# [EXERCISE OBJECTIVE]
Below is a listing; reproduce each line of it exactly.

[A run of records]

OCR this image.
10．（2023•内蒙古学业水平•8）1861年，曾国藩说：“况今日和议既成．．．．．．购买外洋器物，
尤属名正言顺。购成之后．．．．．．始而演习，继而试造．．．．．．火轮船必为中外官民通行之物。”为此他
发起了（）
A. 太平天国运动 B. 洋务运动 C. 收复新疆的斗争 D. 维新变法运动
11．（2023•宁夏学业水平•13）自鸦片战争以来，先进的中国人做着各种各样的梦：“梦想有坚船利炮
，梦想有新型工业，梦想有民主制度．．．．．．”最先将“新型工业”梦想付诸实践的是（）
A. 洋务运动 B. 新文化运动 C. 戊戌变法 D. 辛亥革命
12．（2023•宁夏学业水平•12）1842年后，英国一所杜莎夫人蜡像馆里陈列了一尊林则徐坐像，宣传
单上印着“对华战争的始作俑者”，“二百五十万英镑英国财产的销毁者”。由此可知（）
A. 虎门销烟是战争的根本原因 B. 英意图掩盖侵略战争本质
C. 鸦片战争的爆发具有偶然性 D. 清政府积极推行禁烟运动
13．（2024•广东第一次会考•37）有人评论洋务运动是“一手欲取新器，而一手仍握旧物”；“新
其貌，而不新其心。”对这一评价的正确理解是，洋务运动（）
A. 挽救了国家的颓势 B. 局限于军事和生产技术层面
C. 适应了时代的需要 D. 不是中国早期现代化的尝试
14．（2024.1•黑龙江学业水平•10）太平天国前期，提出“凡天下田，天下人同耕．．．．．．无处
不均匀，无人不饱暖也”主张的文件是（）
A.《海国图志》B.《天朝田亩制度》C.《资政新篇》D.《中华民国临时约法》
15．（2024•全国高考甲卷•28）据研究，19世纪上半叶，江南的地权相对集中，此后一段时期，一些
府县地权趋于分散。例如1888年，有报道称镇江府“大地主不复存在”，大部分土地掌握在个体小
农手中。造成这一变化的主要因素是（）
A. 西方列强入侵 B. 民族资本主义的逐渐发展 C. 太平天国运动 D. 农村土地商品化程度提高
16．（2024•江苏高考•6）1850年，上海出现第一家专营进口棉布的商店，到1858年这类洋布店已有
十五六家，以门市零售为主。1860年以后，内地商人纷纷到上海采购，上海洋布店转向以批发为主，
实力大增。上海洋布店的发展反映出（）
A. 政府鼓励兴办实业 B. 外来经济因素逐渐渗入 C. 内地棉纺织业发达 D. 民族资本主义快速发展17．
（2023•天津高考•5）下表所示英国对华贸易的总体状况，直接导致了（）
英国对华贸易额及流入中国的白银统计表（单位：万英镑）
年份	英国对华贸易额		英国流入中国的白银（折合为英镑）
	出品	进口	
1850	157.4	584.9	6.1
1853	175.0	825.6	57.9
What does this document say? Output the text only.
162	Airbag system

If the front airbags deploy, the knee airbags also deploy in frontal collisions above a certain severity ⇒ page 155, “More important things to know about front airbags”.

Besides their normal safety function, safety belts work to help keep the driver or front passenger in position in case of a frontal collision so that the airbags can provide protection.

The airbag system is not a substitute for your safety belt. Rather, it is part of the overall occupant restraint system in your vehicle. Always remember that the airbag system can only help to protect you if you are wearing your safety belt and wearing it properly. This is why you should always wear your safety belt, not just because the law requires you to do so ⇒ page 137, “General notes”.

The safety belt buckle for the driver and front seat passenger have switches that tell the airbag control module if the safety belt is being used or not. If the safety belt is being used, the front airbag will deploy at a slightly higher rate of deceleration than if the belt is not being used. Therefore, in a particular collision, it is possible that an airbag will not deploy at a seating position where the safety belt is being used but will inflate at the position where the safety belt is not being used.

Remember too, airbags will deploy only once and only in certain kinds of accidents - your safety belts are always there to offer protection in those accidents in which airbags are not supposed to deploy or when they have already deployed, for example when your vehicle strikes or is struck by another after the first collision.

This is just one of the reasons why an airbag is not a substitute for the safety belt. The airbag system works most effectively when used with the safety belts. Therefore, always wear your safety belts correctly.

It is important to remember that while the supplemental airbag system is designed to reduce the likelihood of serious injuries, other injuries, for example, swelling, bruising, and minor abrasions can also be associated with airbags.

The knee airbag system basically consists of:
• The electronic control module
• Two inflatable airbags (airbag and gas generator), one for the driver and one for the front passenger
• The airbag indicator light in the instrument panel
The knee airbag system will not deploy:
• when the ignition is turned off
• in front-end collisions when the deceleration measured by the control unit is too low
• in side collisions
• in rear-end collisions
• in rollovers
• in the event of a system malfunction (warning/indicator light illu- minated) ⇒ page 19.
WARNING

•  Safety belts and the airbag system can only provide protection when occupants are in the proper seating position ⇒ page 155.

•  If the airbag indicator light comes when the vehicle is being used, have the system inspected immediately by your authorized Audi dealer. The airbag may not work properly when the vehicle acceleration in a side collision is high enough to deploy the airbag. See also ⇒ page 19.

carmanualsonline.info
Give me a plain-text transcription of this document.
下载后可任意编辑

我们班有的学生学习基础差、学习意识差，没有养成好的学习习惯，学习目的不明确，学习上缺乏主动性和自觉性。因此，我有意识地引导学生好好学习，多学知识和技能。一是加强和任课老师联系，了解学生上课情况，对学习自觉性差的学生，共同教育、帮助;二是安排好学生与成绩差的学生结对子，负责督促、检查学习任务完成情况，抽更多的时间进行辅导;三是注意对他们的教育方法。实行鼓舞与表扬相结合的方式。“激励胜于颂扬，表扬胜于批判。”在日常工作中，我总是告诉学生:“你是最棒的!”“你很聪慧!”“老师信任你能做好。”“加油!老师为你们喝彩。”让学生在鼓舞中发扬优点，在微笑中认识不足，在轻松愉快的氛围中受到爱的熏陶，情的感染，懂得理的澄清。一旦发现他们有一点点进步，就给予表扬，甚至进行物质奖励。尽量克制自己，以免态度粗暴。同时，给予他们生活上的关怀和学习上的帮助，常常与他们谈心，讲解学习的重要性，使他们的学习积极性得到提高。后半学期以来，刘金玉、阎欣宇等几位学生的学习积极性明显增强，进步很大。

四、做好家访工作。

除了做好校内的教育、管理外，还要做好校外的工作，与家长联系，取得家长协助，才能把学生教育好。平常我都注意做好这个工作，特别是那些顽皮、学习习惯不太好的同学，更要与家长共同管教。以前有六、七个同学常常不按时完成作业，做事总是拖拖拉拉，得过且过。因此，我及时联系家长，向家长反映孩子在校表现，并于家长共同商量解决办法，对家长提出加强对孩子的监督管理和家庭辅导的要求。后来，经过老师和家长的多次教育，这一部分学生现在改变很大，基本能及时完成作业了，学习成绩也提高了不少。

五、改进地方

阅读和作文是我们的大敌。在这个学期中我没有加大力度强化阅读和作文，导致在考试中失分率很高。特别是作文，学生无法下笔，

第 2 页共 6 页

# [RESULT OF THE TASK]
OCR this image.
10．（2023•内蒙古学业水平•8）1861年，曾国藩说：“况今日和议既成．．．．．．购买外洋器物，
尤属名正言顺。购成之后．．．．．．始而演习，继而试造．．．．．．火轮船必为中外官民通行之物。”为此他
发起了（）
A. 太平天国运动 B. 洋务运动 C. 收复新疆的斗争 D. 维新变法运动
11．（2023•宁夏学业水平•13）自鸦片战争以来，先进的中国人做着各种各样的梦：“梦想有坚船利炮
，梦想有新型工业，梦想有民主制度．．．．．．”最先将“新型工业”梦想付诸实践的是（）
A. 洋务运动 B. 新文化运动 C. 戊戌变法 D. 辛亥革命
12．（2023•宁夏学业水平•12）1842年后，英国一所杜莎夫人蜡像馆里陈列了一尊林则徐坐像，宣传
单上印着“对华战争的始作俑者”，“二百五十万英镑英国财产的销毁者”。由此可知（）
A. 虎门销烟是战争的根本原因 B. 英意图掩盖侵略战争本质
C. 鸦片战争的爆发具有偶然性 D. 清政府积极推行禁烟运动
13．（2024•广东第一次会考•37）有人评论洋务运动是“一手欲取新器，而一手仍握旧物”；“新
其貌，而不新其心。”对这一评价的正确理解是，洋务运动（）
A. 挽救了国家的颓势 B. 局限于军事和生产技术层面
C. 适应了时代的需要 D. 不是中国早期现代化的尝试
14．（2024.1•黑龙江学业水平•10）太平天国前期，提出“凡天下田，天下人同耕．．．．．．无处
不均匀，无人不饱暖也”主张的文件是（）
A.《海国图志》B.《天朝田亩制度》C.《资政新篇》D.《中华民国临时约法》
15．（2024•全国高考甲卷•28）据研究，19世纪上半叶，江南的地权相对集中，此后一段时期，一些
府县地权趋于分散。例如1888年，有报道称镇江府“大地主不复存在”，大部分土地掌握在个体小
农手中。造成这一变化的主要因素是（）
A. 西方列强入侵 B. 民族资本主义的逐渐发展 C. 太平天国运动 D. 农村土地商品化程度提高
16．（2024•江苏高考•6）1850年，上海出现第一家专营进口棉布的商店，到1858年这类洋布店已有
十五六家，以门市零售为主。1860年以后，内地商人纷纷到上海采购，上海洋布店转向以批发为主，
实力大增。上海洋布店的发展反映出（）
A. 政府鼓励兴办实业 B. 外来经济因素逐渐渗入 C. 内地棉纺织业发达 D. 民族资本主义快速发展17．
（2023•天津高考•5）下表所示英国对华贸易的总体状况，直接导致了（）
英国对华贸易额及流入中国的白银统计表（单位：万英镑）
年份	英国对华贸易额		英国流入中国的白银（折合为英镑）
	出品	进口	
1850	157.4	584.9	6.1
1853	175.0	825.6	57.9
What does this document say? Output the text only.
162	Airbag system

If the front airbags deploy, the knee airbags also deploy in frontal collisions above a certain severity ⇒ page 155, “More important things to know about front airbags”.

Besides their normal safety function, safety belts work to help keep the driver or front passenger in position in case of a frontal collision so that the airbags can provide protection.

The airbag system is not a substitute for your safety belt. Rather, it is part of the overall occupant restraint system in your vehicle. Always remember that the airbag system can only help to protect you if you are wearing your safety belt and wearing it properly. This is why you should always wear your safety belt, not just because the law requires you to do so ⇒ page 137, “General notes”.

The safety belt buckle for the driver and front seat passenger have switches that tell the airbag control module if the safety belt is being used or not. If the safety belt is being used, the front airbag will deploy at a slightly higher rate of deceleration than if the belt is not being used. Therefore, in a particular collision, it is possible that an airbag will not deploy at a seating position where the safety belt is being used but will inflate at the position where the safety belt is not being used.

Remember too, airbags will deploy only once and only in certain kinds of accidents - your safety belts are always there to offer protection in those accidents in which airbags are not supposed to deploy or when they have already deployed, for example when your vehicle strikes or is struck by another after the first collision.

This is just one of the reasons why an airbag is not a substitute for the safety belt. The airbag system works most effectively when used with the safety belts. Therefore, always wear your safety belts correctly.

It is important to remember that while the supplemental airbag system is designed to reduce the likelihood of serious injuries, other injuries, for example, swelling, bruising, and minor abrasions can also be associated with airbags.

The knee airbag system basically consists of:
• The electronic control module
• Two inflatable airbags (airbag and gas generator), one for the driver and one for the front passenger
• The airbag indicator light in the instrument panel
The knee airbag system will not deploy:
• when the ignition is turned off
• in front-end collisions when the deceleration measured by the control unit is too low
• in side collisions
• in rear-end collisions
• in rollovers
• in the event of a system malfunction (warning/indicator light illu- minated) ⇒ page 19.
WARNING

•  Safety belts and the airbag system can only provide protection when occupants are in the proper seating position ⇒ page 155.

•  If the airbag indicator light comes when the vehicle is being used, have the system inspected immediately by your authorized Audi dealer. The airbag may not work properly when the vehicle acceleration in a side collision is high enough to deploy the airbag. See also ⇒ page 19.

carmanualsonline.info
Give me a plain-text transcription of this document.
下载后可任意编辑

我们班有的学生学习基础差、学习意识差，没有养成好的学习习惯，学习目的不明确，学习上缺乏主动性和自觉性。因此，我有意识地引导学生好好学习，多学知识和技能。一是加强和任课老师联系，了解学生上课情况，对学习自觉性差的学生，共同教育、帮助;二是安排好学生与成绩差的学生结对子，负责督促、检查学习任务完成情况，抽更多的时间进行辅导;三是注意对他们的教育方法。实行鼓舞与表扬相结合的方式。“激励胜于颂扬，表扬胜于批判。”在日常工作中，我总是告诉学生:“你是最棒的!”“你很聪慧!”“老师信任你能做好。”“加油!老师为你们喝彩。”让学生在鼓舞中发扬优点，在微笑中认识不足，在轻松愉快的氛围中受到爱的熏陶，情的感染，懂得理的澄清。一旦发现他们有一点点进步，就给予表扬，甚至进行物质奖励。尽量克制自己，以免态度粗暴。同时，给予他们生活上的关怀和学习上的帮助，常常与他们谈心，讲解学习的重要性，使他们的学习积极性得到提高。后半学期以来，刘金玉、阎欣宇等几位学生的学习积极性明显增强，进步很大。

四、做好家访工作。

除了做好校内的教育、管理外，还要做好校外的工作，与家长联系，取得家长协助，才能把学生教育好。平常我都注意做好这个工作，特别是那些顽皮、学习习惯不太好的同学，更要与家长共同管教。以前有六、七个同学常常不按时完成作业，做事总是拖拖拉拉，得过且过。因此，我及时联系家长，向家长反映孩子在校表现，并于家长共同商量解决办法，对家长提出加强对孩子的监督管理和家庭辅导的要求。后来，经过老师和家长的多次教育，这一部分学生现在改变很大，基本能及时完成作业了，学习成绩也提高了不少。

五、改进地方

阅读和作文是我们的大敌。在这个学期中我没有加大力度强化阅读和作文，导致在考试中失分率很高。特别是作文，学生无法下笔，

第 2 页共 6 页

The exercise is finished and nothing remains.